» WHAT IS NEEDED
Check each line of the records for "зовать"; collect those that have it.

» EXERCISE INPUT

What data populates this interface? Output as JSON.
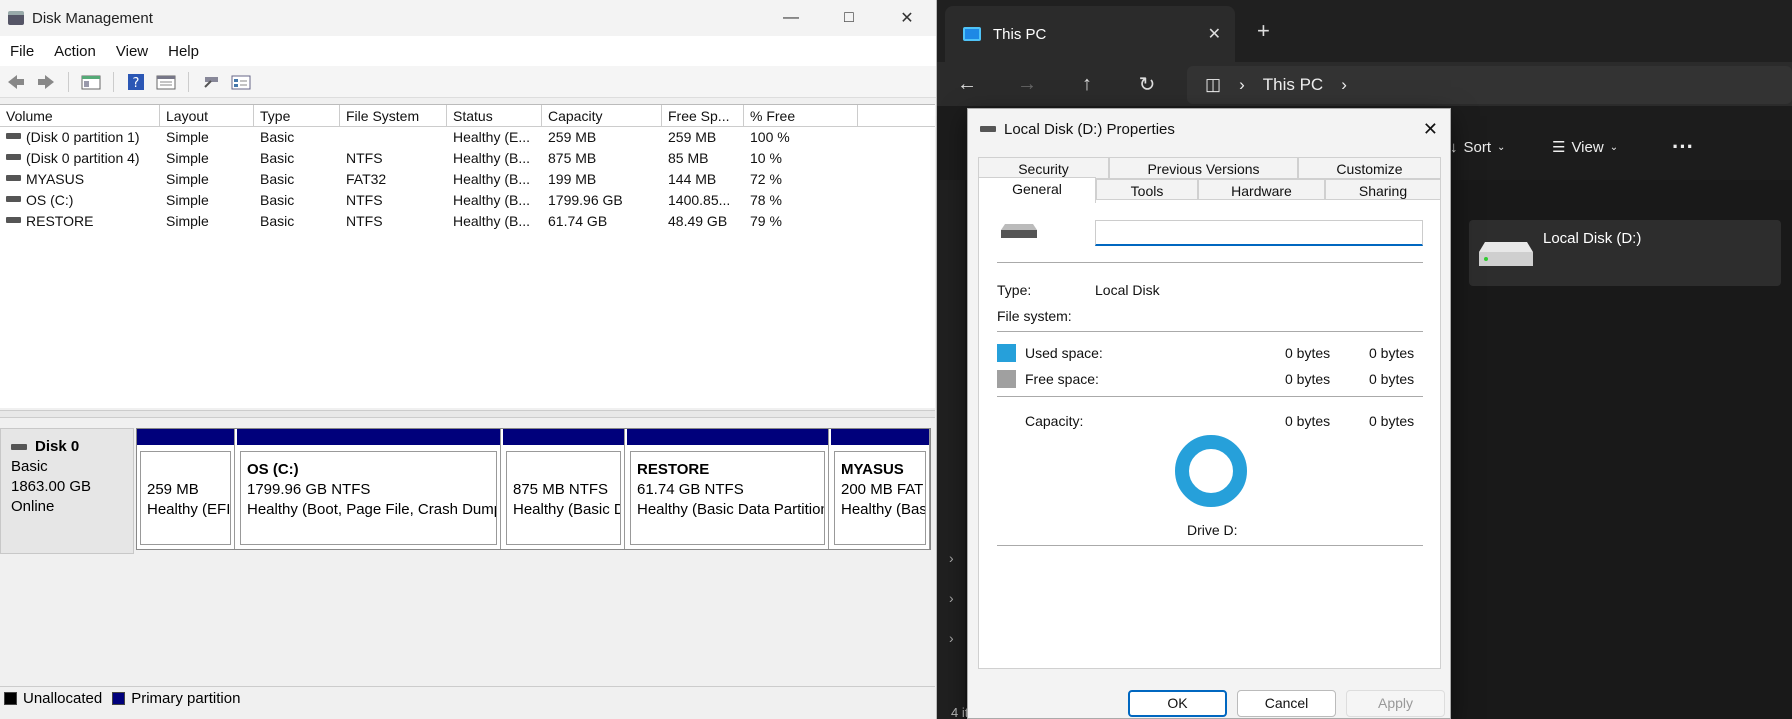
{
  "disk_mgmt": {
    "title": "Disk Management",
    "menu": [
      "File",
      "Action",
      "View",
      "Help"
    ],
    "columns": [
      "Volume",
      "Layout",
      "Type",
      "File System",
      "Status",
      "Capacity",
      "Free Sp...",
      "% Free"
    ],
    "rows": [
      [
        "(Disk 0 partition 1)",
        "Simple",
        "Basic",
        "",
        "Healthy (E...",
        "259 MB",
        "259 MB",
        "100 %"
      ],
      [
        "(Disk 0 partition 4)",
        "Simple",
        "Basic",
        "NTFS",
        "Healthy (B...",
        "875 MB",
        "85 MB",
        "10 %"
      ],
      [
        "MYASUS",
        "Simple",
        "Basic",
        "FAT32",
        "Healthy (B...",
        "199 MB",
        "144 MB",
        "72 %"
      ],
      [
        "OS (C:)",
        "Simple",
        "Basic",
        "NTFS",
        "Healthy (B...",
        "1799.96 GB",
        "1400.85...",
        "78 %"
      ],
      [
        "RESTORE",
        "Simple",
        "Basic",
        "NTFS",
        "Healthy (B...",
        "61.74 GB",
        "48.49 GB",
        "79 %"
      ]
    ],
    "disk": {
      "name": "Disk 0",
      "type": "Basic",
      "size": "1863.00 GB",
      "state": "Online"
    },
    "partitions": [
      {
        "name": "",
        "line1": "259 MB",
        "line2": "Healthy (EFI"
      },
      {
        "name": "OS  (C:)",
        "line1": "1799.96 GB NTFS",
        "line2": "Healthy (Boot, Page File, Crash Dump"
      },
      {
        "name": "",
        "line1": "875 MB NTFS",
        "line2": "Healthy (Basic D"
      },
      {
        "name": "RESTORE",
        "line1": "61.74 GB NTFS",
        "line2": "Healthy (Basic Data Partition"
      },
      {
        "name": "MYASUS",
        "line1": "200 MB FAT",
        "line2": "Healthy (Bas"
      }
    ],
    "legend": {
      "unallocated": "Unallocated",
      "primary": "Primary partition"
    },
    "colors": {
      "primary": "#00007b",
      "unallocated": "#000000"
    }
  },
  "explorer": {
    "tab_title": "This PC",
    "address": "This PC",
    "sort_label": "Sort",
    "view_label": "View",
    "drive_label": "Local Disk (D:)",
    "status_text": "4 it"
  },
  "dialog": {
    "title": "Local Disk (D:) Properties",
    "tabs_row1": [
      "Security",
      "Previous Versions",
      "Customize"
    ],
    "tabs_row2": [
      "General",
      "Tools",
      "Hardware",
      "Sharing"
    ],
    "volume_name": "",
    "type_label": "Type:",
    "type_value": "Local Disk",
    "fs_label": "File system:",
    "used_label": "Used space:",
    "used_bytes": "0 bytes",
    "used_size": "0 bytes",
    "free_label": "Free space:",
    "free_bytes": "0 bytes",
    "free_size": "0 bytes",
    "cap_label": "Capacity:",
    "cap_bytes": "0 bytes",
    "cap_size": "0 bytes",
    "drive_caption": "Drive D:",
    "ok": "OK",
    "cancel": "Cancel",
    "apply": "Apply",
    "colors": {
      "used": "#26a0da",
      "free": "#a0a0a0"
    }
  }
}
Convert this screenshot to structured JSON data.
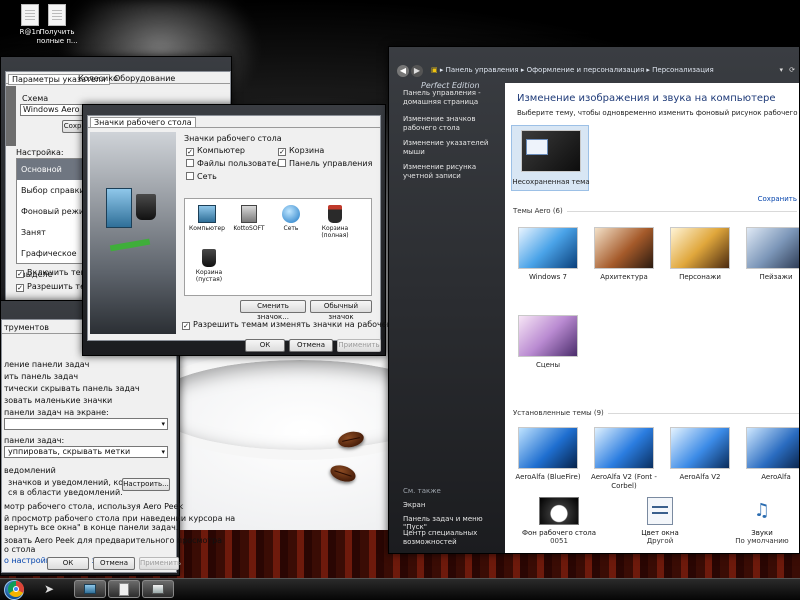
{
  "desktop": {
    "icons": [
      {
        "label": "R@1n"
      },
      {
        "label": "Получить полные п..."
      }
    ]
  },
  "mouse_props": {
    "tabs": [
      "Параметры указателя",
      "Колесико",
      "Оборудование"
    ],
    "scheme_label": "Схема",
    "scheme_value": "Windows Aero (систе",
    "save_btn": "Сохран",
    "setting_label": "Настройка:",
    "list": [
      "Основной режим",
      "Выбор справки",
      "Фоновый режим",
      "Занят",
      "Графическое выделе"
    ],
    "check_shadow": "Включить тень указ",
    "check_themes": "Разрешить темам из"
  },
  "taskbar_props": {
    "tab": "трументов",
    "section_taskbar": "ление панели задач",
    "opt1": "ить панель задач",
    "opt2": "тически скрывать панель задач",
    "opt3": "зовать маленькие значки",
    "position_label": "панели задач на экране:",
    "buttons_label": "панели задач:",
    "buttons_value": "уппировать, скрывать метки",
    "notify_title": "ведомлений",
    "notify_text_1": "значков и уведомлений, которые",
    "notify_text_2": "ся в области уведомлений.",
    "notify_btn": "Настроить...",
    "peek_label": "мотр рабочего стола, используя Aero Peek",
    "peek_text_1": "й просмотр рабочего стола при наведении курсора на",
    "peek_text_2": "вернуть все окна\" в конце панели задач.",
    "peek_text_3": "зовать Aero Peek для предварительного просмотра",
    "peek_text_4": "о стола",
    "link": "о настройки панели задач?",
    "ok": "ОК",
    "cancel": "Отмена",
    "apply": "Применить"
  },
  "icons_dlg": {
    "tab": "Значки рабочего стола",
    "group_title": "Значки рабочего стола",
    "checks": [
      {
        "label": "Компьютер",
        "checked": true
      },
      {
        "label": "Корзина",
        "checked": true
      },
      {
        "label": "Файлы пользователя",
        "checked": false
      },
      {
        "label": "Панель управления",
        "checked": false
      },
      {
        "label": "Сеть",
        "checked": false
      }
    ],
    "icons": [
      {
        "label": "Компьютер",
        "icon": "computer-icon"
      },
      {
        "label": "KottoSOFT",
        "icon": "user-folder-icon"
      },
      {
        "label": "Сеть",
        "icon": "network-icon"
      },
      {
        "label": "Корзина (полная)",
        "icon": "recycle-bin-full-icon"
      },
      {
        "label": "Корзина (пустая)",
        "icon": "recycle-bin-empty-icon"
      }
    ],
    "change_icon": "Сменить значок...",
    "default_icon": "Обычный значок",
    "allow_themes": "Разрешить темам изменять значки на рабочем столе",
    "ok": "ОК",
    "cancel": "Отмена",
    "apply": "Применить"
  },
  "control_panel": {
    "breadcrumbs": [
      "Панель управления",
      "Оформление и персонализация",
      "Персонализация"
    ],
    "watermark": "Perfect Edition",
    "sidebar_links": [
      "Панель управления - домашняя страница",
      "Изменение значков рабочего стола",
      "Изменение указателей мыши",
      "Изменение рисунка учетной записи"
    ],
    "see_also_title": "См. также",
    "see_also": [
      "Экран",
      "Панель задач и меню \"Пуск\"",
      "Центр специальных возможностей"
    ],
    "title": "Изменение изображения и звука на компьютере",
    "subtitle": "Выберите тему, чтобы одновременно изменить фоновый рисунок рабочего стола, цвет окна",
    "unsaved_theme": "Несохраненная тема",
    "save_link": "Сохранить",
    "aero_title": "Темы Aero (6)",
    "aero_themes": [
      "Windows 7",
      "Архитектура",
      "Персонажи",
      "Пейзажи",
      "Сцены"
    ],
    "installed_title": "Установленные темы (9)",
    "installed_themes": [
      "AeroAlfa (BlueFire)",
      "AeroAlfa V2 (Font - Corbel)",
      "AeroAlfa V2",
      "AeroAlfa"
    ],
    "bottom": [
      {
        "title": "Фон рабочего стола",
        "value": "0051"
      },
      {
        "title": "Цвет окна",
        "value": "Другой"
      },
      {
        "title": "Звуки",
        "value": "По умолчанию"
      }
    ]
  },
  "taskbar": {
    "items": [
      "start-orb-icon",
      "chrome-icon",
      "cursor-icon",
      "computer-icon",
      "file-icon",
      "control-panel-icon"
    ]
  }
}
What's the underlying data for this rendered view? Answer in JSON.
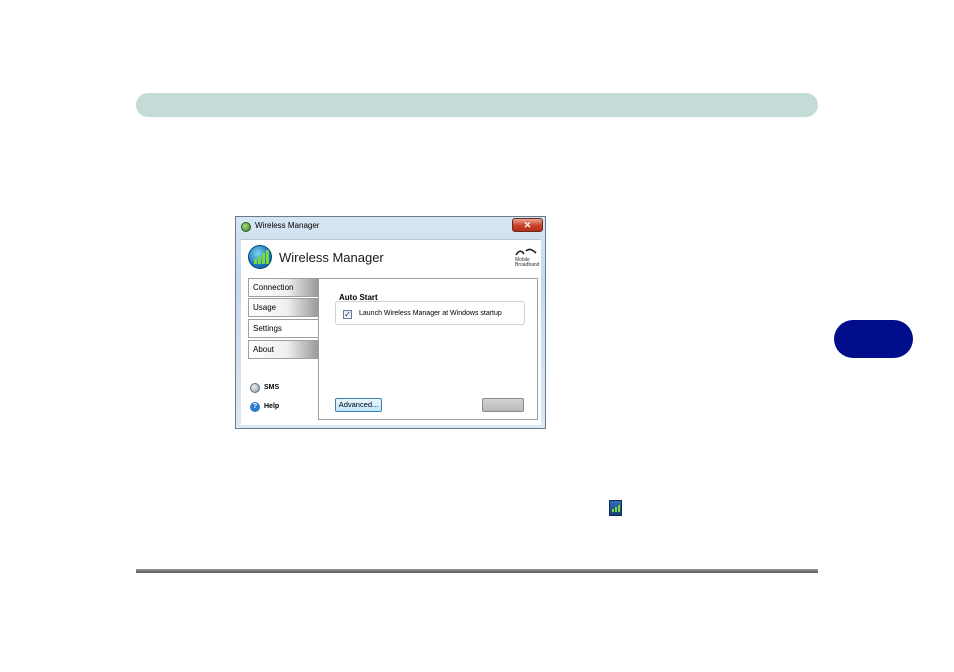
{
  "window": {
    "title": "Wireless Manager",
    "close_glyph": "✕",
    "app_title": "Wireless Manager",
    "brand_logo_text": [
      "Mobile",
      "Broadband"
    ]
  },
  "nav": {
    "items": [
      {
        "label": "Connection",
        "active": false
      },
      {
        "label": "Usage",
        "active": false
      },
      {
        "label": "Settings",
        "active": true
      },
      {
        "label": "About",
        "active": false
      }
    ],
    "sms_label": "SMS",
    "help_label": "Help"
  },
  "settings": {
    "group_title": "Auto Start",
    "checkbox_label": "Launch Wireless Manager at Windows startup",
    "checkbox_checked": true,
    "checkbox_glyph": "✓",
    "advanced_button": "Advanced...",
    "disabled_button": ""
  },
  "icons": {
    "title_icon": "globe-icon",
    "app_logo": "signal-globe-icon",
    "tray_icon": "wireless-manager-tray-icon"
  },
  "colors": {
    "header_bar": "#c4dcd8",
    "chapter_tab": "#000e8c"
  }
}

» REPLY
    "opt3": "зовать маленькие значки",
    "peek_text_3": "зовать Aero Peek для предварительного просмотра",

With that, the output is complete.